→ PROBLEM DESCRIPTION: Copy out every line that contains "dioxide".

= = = = = = =

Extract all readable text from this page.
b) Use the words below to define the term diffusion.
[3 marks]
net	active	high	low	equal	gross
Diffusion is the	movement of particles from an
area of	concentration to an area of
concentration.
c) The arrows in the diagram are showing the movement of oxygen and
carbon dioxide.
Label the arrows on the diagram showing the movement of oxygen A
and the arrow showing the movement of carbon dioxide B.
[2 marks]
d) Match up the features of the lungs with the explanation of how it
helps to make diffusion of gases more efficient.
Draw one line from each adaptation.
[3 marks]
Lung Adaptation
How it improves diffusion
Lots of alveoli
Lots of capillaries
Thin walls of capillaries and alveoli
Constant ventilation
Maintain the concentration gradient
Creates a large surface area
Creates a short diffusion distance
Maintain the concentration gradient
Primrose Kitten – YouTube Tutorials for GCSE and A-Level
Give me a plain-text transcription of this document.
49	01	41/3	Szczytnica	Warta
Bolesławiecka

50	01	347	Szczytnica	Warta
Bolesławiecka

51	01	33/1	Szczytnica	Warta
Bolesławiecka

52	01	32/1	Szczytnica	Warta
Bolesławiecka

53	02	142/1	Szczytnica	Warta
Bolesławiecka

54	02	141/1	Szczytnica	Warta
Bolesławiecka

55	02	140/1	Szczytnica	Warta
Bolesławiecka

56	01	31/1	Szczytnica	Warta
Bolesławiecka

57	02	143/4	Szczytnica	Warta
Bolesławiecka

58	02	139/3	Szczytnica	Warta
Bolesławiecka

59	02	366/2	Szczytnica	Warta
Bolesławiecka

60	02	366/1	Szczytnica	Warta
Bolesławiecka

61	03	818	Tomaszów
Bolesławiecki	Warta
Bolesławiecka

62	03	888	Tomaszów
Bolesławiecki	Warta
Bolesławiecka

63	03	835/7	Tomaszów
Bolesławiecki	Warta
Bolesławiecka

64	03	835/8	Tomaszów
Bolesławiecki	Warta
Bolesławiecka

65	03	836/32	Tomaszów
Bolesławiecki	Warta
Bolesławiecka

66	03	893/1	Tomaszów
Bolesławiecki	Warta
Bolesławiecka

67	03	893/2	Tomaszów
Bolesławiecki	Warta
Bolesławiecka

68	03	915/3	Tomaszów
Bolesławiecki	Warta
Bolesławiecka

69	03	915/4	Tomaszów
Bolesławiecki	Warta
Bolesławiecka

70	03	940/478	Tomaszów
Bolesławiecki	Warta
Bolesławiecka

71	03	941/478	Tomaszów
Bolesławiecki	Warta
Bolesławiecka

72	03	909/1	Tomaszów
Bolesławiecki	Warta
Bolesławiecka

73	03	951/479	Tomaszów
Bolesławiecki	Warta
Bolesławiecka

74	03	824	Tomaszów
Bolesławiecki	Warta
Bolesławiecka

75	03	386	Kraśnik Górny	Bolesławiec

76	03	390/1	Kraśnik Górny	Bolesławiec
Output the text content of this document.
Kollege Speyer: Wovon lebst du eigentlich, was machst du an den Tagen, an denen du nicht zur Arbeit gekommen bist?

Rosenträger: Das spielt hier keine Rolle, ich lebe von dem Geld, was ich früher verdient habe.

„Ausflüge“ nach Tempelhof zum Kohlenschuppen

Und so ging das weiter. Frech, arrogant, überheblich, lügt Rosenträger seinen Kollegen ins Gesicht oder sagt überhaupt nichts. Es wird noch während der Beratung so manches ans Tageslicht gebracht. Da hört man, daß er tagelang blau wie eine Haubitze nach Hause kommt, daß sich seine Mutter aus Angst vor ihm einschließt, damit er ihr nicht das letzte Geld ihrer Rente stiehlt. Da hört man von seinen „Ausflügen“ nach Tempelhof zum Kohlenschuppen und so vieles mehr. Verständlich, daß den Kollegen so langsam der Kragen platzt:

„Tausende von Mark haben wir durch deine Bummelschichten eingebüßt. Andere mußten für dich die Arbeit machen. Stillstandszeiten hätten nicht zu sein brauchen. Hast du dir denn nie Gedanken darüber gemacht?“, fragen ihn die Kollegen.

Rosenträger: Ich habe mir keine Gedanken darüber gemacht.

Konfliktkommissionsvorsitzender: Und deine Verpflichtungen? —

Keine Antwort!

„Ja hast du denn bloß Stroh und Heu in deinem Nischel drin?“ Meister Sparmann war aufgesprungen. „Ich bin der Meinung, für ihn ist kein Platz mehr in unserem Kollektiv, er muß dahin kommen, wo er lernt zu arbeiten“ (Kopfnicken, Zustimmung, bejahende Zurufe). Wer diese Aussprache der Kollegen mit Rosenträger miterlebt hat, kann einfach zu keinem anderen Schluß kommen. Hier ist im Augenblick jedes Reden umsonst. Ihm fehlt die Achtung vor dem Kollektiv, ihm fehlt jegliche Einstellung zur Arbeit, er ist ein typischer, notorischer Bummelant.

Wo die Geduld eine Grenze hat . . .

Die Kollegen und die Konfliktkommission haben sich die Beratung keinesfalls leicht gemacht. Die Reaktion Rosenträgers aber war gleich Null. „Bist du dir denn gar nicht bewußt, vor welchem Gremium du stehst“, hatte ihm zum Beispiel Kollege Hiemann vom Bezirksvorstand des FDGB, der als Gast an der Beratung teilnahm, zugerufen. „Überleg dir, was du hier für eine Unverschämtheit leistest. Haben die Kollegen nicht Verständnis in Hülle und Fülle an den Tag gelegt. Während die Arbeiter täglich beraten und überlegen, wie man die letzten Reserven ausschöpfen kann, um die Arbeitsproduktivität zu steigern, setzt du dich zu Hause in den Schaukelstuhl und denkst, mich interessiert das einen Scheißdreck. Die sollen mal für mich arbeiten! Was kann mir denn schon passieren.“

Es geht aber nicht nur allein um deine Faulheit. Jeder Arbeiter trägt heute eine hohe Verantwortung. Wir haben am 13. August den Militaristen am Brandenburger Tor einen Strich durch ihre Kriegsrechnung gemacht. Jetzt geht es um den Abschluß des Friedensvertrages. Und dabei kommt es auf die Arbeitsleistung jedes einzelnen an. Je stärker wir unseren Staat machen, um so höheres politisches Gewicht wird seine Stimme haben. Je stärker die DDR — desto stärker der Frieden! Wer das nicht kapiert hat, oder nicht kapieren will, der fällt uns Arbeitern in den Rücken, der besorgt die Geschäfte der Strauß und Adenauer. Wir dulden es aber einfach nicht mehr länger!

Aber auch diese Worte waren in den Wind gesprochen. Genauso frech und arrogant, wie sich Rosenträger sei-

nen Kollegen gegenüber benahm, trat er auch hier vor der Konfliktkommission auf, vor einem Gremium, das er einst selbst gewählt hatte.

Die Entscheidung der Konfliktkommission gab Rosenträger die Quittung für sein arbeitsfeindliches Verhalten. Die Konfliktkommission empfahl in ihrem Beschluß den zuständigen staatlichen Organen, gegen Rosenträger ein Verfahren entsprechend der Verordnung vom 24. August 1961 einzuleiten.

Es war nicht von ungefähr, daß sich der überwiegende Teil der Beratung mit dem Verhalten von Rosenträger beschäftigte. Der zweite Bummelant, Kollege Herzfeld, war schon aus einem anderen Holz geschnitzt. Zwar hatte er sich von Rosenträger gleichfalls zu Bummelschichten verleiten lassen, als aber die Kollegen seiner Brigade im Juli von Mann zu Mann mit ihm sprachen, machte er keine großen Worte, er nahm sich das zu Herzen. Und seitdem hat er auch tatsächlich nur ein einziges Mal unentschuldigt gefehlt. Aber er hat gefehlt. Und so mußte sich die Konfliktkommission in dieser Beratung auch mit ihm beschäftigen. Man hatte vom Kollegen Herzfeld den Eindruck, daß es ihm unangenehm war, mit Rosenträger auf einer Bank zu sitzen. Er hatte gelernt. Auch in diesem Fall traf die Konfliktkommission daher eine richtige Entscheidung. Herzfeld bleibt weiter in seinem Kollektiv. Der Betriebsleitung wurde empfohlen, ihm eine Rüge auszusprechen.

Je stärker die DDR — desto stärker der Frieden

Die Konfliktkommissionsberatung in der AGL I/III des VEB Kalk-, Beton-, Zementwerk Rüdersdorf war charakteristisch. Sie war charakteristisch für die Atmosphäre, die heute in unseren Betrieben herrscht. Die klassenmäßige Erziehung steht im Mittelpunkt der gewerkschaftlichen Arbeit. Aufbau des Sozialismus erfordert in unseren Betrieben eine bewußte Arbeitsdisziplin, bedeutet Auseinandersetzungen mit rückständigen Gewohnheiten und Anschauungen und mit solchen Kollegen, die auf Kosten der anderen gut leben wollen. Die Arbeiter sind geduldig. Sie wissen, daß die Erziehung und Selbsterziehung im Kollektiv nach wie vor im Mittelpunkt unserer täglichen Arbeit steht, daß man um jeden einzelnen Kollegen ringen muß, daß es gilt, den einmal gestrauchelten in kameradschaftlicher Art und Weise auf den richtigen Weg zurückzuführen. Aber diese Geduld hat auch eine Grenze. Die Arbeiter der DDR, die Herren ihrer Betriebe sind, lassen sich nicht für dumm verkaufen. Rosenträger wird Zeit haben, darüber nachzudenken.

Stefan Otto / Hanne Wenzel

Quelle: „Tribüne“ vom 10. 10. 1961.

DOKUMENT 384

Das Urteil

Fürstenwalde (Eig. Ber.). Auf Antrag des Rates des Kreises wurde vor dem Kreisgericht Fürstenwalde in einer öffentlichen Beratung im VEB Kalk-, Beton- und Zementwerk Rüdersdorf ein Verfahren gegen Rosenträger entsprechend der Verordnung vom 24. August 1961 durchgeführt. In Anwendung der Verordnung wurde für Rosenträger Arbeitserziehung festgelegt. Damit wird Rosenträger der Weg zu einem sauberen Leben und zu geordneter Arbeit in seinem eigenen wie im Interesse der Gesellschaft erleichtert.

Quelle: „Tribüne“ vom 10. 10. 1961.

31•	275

= = = = = = =

→ OUTPUT OF THE EXERCISE:
carbon dioxide.
and the arrow showing the movement of carbon dioxide B.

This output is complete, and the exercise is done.